▶ Written request
Across the material below, how many lines contain the word "reset"? Give only the number.
---------- Extracted information
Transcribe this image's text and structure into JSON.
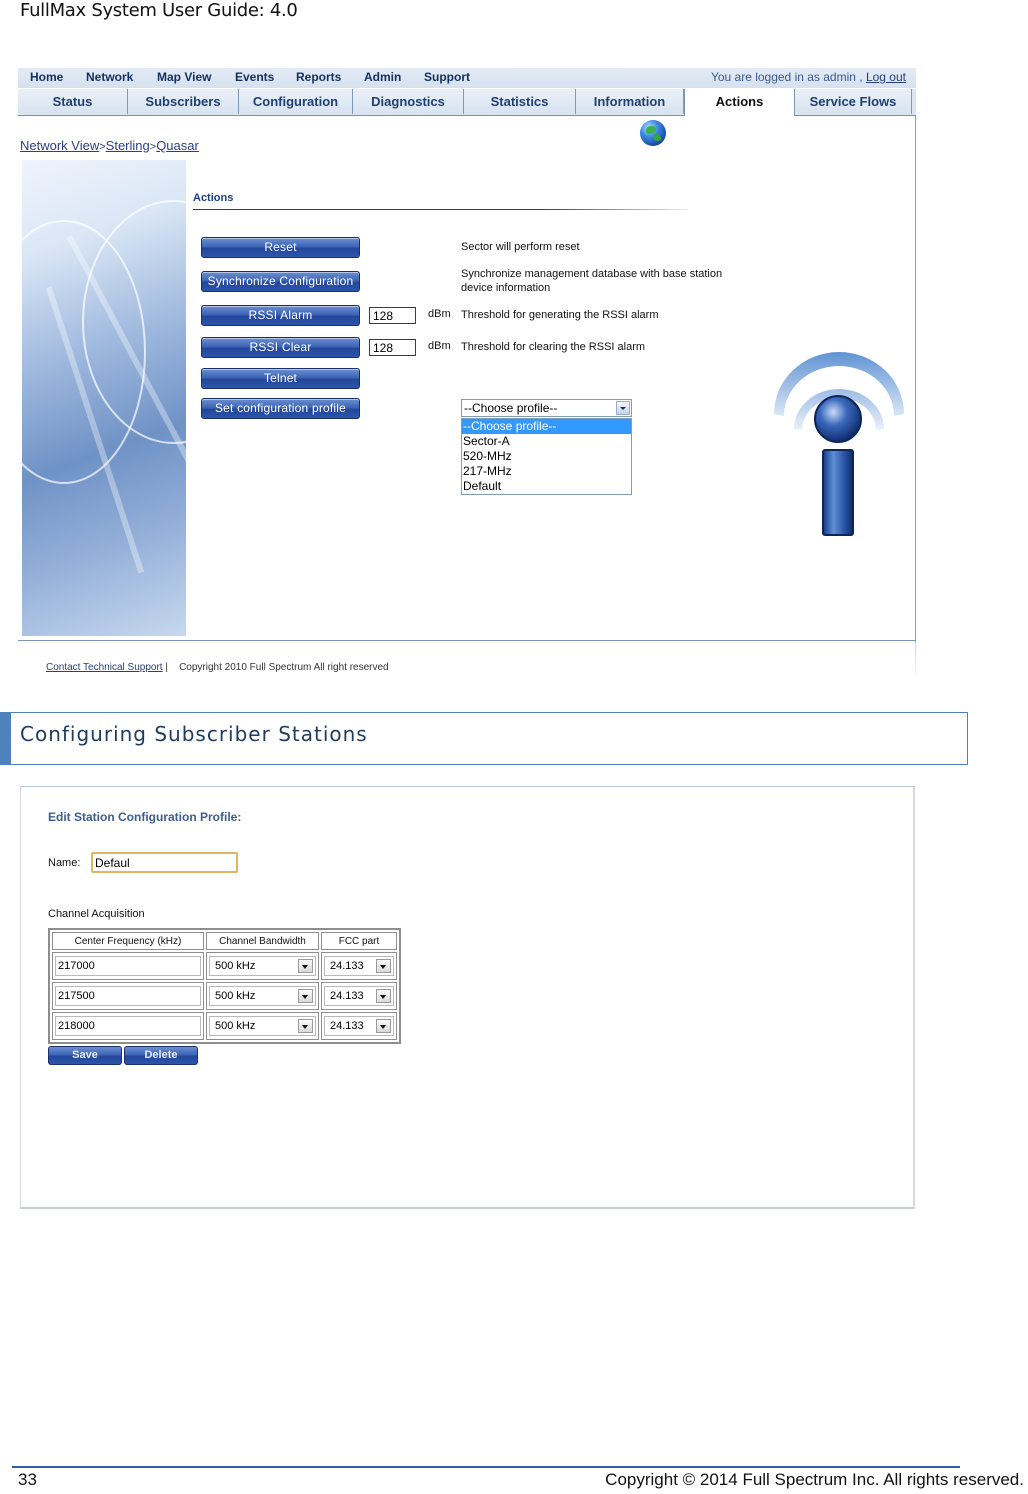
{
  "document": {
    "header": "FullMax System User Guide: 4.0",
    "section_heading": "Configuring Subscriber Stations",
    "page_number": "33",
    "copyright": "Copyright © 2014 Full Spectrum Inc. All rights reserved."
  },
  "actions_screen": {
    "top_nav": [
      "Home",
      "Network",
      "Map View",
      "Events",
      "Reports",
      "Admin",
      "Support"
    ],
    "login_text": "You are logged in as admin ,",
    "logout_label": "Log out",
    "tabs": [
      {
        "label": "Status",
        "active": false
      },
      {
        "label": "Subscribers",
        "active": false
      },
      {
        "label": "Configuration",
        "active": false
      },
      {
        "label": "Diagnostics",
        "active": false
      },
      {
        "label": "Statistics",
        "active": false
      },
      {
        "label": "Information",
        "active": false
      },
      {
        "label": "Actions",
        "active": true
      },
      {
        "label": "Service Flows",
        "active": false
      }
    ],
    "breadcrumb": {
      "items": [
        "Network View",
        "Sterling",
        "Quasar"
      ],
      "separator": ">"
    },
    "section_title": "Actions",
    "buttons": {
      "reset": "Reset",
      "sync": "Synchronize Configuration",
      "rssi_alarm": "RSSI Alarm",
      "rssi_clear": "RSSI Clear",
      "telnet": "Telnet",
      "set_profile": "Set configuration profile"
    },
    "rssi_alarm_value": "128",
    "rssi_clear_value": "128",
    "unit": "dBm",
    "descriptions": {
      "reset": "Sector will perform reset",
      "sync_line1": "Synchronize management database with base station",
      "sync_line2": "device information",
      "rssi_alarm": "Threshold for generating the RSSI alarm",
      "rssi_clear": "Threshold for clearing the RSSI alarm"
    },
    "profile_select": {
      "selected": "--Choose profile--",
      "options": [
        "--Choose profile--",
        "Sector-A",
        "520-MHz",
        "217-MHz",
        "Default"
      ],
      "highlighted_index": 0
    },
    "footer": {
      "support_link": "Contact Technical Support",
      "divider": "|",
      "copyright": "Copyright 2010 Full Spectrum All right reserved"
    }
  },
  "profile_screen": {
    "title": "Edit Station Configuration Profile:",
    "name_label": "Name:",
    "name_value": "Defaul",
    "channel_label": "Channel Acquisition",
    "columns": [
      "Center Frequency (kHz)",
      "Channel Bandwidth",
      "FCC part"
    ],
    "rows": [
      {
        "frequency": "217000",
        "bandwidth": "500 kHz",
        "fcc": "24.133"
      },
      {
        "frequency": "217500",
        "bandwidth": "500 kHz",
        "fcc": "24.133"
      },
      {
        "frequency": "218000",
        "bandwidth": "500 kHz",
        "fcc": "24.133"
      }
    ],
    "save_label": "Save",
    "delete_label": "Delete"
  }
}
--------------------
---------- Extracted information
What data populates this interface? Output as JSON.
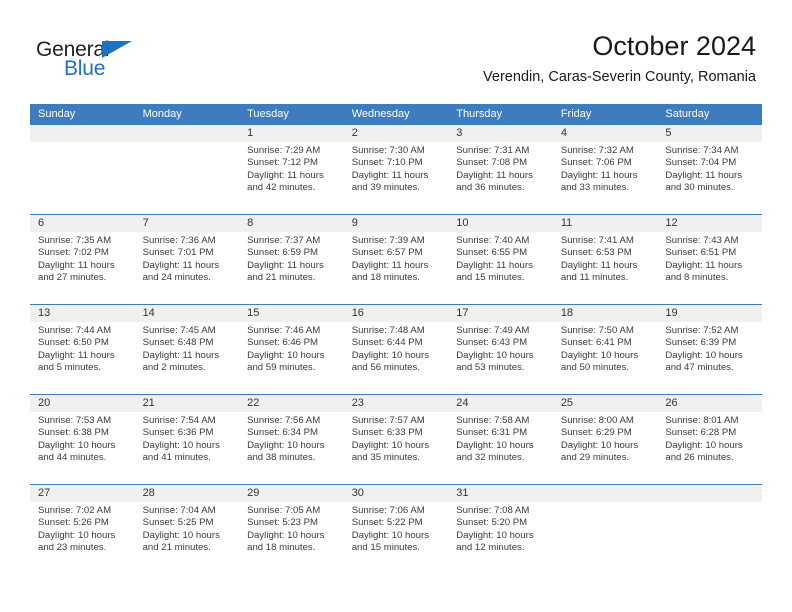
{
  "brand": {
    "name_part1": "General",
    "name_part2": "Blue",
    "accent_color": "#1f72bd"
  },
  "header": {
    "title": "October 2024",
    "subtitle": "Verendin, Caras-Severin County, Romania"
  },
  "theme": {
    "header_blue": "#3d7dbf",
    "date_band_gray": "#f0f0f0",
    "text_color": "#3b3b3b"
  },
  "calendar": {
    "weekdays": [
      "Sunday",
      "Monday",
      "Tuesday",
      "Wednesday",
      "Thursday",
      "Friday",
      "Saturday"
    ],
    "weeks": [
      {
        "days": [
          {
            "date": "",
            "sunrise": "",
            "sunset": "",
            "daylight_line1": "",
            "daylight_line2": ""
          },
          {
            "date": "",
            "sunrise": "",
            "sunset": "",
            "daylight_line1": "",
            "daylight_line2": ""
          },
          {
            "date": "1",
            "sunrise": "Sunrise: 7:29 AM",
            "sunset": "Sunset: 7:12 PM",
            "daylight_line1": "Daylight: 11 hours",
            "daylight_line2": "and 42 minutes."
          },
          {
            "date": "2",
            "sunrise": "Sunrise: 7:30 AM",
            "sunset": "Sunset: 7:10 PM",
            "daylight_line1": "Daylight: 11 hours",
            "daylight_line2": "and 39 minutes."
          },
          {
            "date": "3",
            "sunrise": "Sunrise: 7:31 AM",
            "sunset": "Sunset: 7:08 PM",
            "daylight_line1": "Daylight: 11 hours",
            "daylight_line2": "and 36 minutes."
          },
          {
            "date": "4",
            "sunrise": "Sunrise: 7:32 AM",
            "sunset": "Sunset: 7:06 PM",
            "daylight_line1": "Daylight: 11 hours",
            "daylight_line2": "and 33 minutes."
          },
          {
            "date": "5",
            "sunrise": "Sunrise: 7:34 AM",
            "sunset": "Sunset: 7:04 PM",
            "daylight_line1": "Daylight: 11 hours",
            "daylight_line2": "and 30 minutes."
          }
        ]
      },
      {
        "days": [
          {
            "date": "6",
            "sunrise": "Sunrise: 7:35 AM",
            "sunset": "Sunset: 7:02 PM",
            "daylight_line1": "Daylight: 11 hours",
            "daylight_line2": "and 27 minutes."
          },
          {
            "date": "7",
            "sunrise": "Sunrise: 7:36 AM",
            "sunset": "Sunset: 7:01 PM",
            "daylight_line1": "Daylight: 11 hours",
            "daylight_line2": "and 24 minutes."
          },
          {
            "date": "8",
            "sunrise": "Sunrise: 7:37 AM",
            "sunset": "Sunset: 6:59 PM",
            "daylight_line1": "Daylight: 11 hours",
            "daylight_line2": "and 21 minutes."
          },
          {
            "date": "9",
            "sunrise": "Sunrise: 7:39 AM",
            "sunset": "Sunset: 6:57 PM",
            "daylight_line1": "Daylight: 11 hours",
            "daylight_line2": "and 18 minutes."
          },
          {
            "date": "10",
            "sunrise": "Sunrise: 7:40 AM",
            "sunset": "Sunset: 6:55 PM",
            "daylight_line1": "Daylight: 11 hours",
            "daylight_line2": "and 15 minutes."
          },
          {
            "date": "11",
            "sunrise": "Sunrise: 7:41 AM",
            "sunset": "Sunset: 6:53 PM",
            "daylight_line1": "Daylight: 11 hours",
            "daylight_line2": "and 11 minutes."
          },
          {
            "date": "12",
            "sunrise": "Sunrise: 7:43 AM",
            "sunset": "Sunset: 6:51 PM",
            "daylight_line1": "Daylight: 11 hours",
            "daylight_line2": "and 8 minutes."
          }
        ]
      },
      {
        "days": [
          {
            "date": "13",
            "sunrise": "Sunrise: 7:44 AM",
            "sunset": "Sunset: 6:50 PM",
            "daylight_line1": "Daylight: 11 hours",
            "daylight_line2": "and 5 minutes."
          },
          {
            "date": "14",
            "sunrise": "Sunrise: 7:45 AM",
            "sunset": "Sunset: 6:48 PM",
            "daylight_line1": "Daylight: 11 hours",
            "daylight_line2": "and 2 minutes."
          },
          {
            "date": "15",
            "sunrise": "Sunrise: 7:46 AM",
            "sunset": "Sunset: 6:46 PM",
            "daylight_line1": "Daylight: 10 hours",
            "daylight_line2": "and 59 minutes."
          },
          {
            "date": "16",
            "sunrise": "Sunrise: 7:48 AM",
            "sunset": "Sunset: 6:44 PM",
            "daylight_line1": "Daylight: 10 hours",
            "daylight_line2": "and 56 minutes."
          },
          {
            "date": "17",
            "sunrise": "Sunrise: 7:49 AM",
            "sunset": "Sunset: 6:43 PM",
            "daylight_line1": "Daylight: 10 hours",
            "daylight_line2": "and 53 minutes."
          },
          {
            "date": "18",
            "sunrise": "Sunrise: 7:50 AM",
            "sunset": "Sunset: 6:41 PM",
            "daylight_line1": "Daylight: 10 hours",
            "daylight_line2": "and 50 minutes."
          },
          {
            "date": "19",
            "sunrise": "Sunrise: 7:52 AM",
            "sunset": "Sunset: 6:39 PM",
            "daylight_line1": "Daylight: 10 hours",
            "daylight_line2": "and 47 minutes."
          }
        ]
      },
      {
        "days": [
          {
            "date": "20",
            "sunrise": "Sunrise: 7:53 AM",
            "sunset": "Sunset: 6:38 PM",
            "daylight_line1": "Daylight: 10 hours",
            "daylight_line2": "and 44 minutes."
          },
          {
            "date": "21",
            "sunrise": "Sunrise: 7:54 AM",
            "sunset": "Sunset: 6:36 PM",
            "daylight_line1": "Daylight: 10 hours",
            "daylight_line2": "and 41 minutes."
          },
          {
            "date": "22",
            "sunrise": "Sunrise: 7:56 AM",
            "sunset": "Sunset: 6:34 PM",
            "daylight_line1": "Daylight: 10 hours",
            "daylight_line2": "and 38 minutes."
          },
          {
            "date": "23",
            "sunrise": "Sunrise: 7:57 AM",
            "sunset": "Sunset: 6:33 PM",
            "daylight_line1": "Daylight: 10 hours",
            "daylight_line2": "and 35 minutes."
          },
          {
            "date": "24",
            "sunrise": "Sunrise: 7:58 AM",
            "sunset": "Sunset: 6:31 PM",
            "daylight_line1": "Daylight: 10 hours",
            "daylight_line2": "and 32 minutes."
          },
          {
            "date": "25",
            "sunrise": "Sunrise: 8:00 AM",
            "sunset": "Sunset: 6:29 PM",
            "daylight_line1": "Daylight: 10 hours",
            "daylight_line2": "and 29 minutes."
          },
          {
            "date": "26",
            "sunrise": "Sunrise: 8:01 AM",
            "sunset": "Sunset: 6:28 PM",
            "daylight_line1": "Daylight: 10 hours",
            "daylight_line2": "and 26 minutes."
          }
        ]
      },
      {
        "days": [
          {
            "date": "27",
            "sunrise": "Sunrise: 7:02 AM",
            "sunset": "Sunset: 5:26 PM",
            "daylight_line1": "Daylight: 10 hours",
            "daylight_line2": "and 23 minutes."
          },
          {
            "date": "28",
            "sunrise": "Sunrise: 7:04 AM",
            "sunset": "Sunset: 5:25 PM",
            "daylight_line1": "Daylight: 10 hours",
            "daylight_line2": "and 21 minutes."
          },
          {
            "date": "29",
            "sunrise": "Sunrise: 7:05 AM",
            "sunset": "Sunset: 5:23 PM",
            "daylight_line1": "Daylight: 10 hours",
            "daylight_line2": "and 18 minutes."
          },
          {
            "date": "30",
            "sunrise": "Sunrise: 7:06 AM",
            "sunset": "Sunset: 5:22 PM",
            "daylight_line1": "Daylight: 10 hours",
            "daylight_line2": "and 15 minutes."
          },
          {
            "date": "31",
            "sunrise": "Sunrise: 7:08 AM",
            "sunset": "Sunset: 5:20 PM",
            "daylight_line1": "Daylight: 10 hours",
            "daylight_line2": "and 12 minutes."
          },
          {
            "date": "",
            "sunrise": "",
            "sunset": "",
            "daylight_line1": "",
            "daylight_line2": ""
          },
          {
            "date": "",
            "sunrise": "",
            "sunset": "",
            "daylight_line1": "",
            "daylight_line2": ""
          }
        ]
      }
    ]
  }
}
--------------------
---------- Extracted information
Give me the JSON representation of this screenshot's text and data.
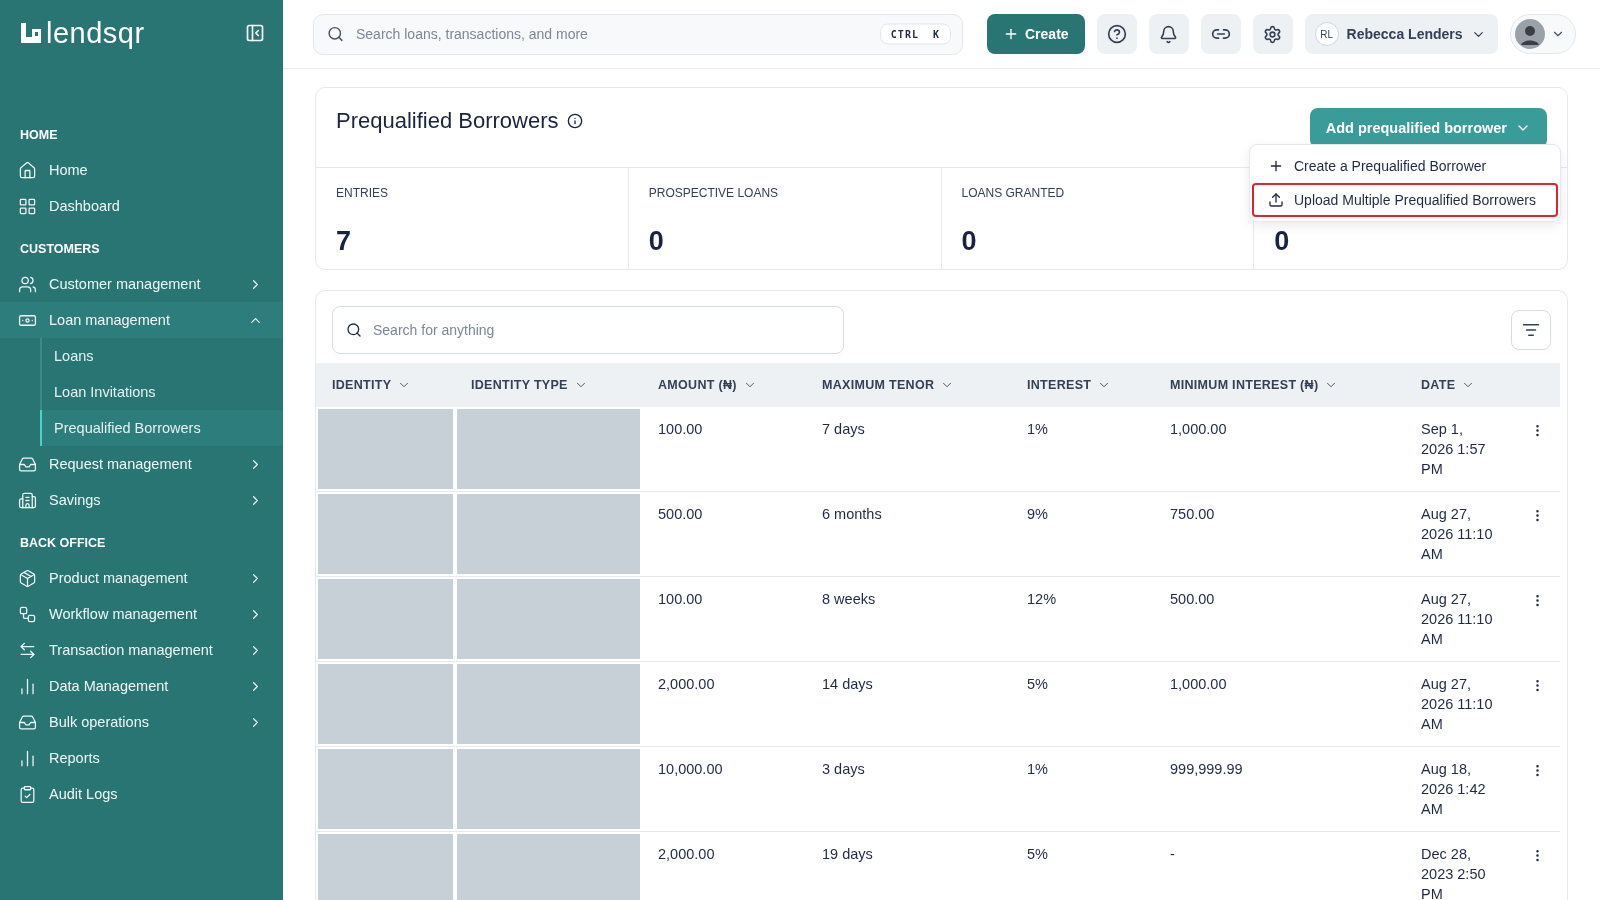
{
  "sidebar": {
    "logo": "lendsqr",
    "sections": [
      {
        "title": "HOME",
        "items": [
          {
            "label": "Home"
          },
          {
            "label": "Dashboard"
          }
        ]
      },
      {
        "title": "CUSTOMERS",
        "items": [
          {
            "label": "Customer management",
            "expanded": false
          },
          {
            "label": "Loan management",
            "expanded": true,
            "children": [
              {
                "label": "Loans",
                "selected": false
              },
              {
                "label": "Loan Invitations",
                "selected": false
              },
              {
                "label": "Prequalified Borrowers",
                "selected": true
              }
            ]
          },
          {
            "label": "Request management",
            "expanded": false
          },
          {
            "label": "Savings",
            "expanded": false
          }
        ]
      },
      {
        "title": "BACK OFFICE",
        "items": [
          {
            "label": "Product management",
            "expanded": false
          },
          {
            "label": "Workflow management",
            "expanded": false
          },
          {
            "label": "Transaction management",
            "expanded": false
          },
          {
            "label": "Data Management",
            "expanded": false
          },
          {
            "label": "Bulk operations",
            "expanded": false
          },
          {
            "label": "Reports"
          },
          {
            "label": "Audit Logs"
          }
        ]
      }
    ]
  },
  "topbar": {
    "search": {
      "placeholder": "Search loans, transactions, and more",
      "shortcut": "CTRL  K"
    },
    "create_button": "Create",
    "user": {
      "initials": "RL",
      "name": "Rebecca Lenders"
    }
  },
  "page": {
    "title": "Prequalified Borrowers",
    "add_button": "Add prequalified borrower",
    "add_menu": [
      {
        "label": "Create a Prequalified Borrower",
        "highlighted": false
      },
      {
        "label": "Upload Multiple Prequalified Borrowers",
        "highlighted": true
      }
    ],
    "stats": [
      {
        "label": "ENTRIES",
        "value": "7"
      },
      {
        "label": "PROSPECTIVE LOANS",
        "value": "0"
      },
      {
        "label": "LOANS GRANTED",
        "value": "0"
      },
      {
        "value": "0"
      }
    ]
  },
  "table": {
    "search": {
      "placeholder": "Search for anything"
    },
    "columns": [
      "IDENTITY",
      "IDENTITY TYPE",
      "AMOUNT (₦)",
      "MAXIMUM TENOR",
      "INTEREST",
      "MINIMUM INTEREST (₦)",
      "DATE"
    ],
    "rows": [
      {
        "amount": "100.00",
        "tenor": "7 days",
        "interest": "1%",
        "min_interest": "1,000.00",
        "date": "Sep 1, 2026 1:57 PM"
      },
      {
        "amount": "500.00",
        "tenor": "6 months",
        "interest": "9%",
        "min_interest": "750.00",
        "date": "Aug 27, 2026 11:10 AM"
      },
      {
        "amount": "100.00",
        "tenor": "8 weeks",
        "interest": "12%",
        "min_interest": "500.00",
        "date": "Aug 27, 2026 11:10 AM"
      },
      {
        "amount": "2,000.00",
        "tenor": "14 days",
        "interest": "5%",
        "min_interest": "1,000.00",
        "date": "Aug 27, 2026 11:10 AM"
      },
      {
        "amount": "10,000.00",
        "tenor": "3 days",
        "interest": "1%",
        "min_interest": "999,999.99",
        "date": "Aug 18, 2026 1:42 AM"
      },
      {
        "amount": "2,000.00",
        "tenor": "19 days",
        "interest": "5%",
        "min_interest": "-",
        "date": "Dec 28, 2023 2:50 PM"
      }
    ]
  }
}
--------------------
▶ Written solution
2